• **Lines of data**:
───

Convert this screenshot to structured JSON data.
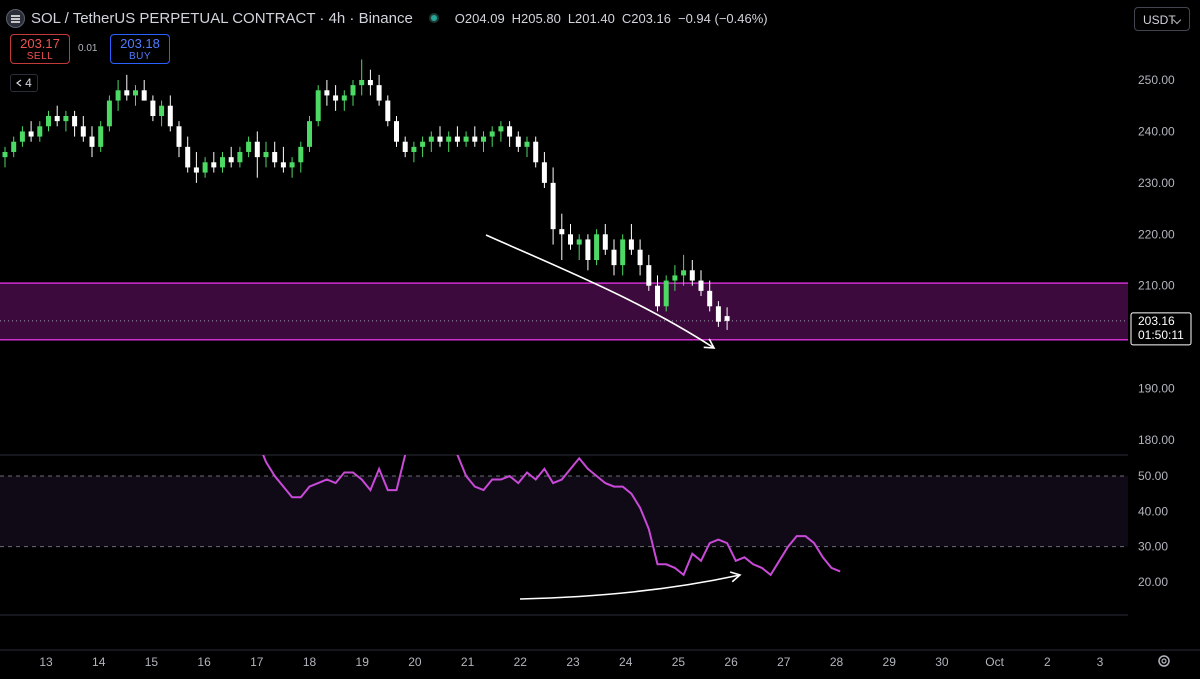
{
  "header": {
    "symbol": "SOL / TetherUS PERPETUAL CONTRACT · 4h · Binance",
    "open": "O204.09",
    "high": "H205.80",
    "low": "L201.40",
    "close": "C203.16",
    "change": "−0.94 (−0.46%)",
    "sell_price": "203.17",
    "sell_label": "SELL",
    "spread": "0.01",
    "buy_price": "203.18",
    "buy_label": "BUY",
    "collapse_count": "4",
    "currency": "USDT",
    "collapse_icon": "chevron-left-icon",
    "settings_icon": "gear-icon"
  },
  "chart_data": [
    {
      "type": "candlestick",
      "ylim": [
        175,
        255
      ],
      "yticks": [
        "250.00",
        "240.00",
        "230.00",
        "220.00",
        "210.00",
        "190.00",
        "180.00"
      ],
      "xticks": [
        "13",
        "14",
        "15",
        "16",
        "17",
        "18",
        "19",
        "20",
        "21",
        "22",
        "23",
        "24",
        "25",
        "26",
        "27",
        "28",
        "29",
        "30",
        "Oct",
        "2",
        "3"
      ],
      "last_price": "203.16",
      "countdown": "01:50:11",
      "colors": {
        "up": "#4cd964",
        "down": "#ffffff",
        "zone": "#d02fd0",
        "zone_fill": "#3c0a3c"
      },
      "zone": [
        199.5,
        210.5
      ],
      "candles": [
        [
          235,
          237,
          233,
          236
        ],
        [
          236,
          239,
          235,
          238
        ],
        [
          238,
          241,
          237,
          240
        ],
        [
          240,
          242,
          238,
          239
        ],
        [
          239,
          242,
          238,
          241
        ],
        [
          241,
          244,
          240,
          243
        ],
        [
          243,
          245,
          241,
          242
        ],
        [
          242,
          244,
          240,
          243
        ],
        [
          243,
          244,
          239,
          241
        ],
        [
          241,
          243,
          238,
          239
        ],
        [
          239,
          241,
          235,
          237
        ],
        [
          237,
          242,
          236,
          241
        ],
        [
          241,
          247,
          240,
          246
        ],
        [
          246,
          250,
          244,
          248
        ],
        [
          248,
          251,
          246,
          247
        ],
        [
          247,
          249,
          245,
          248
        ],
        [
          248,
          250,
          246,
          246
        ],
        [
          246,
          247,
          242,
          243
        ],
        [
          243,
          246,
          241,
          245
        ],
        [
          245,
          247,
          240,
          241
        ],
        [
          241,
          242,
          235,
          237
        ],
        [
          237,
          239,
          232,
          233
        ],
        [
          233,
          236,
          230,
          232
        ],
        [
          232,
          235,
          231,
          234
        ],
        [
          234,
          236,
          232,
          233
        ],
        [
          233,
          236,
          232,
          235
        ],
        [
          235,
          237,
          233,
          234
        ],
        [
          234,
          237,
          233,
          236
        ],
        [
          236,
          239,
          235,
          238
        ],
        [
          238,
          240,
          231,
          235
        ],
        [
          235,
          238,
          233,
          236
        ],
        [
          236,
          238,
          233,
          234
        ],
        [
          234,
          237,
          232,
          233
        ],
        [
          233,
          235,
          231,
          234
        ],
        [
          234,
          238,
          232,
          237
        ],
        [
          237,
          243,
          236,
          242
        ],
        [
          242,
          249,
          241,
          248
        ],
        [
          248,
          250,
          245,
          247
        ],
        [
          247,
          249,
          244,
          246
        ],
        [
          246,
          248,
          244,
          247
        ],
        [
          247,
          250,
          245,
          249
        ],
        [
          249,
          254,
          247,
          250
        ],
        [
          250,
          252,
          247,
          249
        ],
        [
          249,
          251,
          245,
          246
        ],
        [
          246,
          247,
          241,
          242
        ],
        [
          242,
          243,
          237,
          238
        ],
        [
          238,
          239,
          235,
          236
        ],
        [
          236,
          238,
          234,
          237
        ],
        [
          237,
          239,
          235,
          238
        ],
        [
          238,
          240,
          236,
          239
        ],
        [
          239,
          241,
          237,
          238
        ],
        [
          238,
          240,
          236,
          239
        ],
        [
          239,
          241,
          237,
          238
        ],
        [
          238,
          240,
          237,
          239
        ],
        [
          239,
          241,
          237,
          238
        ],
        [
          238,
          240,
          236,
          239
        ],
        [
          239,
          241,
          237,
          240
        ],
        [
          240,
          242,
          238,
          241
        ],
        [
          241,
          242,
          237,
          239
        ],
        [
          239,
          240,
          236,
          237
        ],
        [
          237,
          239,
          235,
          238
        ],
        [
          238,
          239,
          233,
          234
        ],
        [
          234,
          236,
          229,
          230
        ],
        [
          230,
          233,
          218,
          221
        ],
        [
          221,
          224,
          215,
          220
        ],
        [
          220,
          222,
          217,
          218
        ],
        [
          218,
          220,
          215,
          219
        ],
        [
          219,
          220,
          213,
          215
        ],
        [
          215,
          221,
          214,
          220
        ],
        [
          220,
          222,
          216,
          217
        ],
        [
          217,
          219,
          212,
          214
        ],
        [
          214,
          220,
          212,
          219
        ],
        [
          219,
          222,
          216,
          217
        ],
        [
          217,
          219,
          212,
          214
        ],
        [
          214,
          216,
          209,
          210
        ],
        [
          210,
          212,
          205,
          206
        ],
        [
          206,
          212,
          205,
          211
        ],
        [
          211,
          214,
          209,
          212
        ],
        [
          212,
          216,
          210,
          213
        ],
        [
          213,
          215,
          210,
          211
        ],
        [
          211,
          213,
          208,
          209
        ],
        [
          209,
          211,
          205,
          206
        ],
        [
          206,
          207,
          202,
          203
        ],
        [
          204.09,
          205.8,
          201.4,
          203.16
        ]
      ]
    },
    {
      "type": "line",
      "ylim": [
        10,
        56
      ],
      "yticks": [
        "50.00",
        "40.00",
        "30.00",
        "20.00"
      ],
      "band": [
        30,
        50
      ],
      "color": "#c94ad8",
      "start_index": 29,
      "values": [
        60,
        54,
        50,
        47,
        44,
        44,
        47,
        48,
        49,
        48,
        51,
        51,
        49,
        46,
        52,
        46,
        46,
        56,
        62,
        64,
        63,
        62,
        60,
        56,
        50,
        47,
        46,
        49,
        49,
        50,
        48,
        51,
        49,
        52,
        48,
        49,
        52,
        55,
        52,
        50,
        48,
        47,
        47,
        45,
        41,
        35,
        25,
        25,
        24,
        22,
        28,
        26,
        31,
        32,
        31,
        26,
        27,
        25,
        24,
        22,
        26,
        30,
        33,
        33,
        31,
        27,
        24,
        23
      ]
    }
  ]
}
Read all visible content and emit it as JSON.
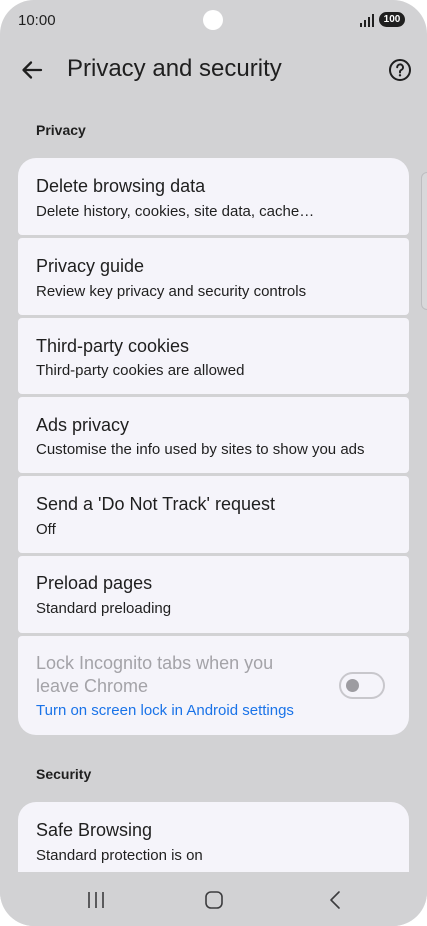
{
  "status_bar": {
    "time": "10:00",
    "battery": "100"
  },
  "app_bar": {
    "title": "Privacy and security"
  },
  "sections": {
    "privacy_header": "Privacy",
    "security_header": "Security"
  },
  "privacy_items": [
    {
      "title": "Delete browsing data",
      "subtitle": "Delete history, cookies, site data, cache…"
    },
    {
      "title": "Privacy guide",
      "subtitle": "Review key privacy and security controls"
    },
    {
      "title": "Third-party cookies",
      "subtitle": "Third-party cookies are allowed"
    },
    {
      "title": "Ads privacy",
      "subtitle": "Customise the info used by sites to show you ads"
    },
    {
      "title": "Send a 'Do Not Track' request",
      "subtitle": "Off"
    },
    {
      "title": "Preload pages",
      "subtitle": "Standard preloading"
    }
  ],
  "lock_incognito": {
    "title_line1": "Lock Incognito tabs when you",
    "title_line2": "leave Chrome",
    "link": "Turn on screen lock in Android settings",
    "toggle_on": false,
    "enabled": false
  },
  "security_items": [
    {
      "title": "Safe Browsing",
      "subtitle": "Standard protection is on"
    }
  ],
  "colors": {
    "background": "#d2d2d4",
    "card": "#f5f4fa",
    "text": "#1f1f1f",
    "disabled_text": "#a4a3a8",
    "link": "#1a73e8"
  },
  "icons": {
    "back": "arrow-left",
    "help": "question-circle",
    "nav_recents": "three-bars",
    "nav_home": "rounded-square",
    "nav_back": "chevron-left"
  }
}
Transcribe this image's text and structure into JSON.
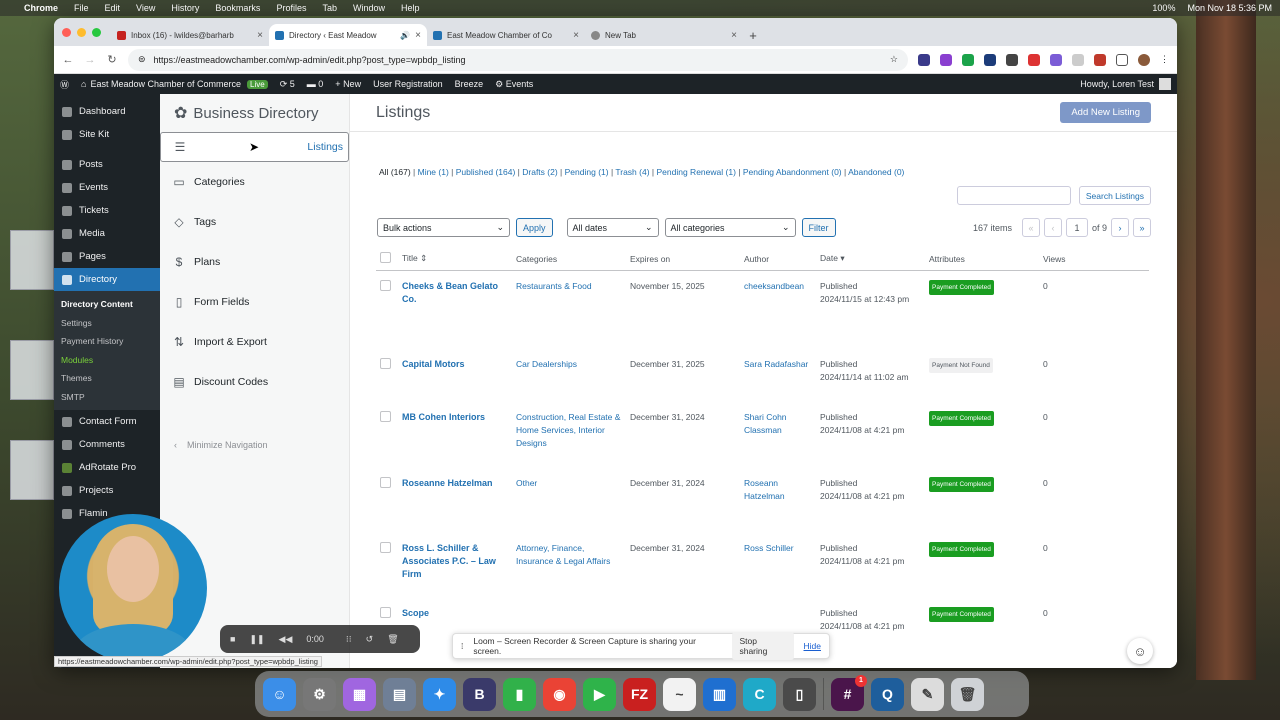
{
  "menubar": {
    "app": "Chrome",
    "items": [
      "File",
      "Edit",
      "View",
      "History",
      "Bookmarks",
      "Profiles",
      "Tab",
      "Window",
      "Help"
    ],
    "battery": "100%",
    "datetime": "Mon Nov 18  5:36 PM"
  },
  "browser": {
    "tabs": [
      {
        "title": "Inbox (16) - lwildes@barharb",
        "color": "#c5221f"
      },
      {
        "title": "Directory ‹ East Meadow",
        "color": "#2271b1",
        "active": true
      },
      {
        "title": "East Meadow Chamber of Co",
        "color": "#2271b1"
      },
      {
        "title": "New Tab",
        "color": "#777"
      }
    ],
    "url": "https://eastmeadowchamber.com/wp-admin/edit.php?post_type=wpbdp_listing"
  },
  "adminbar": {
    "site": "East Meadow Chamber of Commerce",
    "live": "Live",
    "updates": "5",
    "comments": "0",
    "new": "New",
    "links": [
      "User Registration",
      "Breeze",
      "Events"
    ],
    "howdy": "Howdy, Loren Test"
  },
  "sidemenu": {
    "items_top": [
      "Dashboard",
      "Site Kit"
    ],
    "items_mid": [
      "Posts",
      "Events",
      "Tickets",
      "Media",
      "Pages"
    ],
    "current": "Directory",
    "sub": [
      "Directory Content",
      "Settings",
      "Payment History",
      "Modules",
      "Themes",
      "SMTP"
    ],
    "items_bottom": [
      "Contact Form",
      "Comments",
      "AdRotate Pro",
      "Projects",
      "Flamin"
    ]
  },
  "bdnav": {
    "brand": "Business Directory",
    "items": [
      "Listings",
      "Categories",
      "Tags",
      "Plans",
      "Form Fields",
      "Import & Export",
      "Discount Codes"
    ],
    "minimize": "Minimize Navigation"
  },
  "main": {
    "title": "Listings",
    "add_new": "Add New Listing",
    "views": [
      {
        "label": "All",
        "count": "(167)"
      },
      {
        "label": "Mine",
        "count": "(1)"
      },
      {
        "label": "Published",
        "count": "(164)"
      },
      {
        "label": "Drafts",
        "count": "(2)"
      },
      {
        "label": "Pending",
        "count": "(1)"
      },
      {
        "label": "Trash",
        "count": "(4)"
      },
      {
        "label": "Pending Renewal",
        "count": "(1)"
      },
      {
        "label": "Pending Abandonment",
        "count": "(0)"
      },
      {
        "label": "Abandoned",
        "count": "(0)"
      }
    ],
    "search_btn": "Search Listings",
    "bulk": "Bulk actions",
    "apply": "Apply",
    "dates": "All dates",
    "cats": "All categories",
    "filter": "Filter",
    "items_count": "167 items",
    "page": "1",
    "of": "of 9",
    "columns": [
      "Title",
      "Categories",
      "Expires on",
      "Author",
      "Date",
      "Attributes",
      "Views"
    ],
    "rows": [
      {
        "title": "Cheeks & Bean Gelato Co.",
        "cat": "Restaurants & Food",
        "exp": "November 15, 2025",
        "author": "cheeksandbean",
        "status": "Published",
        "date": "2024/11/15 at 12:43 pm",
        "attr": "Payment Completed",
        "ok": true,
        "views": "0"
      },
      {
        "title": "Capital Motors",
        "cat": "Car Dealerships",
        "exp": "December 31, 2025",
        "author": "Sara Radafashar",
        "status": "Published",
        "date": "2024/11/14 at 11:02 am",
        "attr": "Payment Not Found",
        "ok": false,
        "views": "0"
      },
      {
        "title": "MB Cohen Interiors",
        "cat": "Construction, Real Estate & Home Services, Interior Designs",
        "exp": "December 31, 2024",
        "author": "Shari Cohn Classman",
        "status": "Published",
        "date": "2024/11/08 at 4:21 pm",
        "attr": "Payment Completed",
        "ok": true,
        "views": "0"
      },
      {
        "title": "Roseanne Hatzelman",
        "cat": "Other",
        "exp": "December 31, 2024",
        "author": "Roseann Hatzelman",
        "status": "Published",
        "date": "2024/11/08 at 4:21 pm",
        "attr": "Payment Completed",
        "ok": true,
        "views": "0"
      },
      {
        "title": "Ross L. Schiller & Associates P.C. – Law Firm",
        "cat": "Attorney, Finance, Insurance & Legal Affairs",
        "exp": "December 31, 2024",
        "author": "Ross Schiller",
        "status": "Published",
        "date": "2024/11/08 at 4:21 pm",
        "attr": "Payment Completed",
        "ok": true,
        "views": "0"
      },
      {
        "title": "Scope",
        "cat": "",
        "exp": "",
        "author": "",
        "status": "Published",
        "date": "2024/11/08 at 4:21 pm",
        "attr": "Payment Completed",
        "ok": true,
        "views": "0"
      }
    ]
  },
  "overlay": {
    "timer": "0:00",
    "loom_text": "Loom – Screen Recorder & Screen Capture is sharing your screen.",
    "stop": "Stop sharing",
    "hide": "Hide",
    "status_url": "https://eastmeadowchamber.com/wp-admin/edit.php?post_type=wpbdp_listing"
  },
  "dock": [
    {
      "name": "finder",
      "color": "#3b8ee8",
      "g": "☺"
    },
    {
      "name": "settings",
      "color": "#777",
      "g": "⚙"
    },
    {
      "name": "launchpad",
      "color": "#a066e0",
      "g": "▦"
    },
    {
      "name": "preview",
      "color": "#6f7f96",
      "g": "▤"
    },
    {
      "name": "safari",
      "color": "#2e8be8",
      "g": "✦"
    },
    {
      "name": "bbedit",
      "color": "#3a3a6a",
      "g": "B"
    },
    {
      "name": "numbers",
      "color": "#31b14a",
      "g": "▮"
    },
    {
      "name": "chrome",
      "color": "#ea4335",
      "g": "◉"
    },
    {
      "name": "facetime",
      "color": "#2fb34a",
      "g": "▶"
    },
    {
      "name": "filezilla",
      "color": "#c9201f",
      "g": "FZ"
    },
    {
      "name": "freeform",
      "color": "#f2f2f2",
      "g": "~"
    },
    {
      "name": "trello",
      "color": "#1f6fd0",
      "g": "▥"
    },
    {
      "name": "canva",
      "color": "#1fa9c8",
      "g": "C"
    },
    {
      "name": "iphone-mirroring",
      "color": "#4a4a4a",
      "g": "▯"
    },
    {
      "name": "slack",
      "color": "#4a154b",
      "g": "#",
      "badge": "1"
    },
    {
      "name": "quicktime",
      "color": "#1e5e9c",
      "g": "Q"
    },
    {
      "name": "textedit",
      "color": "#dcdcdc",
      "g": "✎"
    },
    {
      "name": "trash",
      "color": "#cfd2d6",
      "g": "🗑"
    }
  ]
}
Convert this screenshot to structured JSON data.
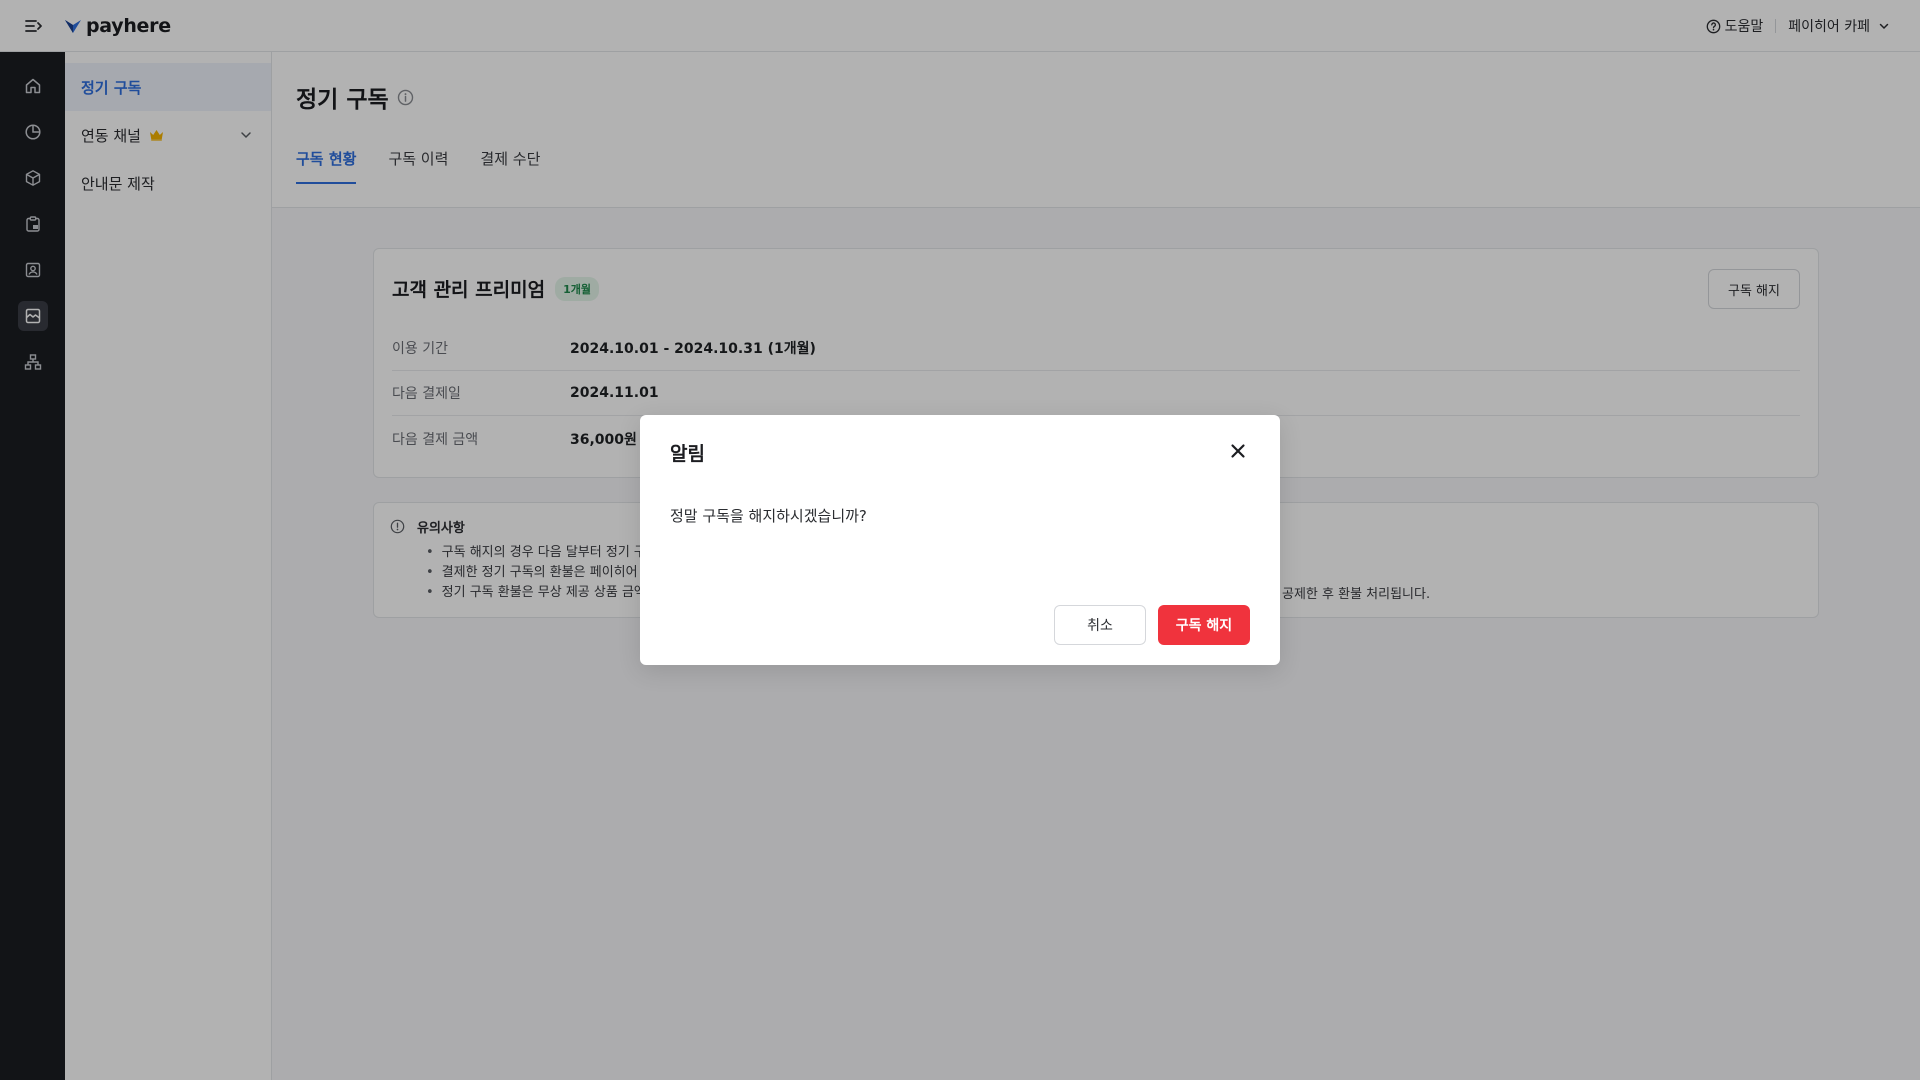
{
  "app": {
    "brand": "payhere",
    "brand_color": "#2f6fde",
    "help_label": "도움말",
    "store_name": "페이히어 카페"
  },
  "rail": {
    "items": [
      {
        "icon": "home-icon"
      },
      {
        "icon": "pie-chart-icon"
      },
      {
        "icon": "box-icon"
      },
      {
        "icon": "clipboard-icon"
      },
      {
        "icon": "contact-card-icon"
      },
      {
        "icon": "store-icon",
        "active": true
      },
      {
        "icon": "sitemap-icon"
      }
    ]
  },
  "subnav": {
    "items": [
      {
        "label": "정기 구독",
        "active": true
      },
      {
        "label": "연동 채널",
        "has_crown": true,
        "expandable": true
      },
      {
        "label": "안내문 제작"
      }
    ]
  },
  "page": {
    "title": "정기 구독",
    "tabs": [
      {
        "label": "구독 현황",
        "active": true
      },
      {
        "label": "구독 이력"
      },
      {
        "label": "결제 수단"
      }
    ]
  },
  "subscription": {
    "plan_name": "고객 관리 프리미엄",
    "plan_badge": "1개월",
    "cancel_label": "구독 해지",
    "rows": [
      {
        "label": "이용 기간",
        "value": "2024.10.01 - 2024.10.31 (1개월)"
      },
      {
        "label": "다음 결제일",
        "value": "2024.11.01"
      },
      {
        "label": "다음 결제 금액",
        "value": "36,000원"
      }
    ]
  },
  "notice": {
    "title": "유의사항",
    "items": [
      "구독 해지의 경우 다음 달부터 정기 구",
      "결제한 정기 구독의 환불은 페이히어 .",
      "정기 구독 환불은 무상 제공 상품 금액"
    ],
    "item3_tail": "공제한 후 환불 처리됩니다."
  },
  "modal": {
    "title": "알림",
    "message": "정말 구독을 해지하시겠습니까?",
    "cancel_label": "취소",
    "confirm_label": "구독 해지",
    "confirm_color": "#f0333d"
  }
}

───

Which lines of the data include "Standard"? Copy each of them.

      "subtitle": "Standard preloading"
      "subtitle": "Standard protection is on"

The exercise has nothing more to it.